Directions for this task – How many lines in the records below contain the word "Studies"? Answer with the number only.

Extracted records
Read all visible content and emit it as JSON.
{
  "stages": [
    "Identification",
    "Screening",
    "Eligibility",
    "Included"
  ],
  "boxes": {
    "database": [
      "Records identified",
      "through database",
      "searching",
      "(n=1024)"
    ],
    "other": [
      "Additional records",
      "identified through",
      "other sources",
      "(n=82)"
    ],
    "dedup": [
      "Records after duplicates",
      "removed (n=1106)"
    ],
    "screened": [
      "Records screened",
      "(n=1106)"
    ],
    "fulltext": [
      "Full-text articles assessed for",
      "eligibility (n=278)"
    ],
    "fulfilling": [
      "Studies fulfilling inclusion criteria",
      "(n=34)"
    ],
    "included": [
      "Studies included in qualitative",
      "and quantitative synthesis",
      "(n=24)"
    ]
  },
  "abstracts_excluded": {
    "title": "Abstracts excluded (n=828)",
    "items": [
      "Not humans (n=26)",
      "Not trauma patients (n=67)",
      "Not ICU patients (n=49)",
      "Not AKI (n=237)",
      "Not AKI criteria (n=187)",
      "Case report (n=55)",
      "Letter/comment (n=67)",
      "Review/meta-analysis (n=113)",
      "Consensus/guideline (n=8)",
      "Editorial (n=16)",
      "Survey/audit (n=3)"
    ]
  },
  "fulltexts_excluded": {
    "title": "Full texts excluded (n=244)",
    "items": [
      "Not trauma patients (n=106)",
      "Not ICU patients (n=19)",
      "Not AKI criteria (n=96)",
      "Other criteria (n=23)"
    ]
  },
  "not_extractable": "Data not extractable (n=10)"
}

Your solution – 2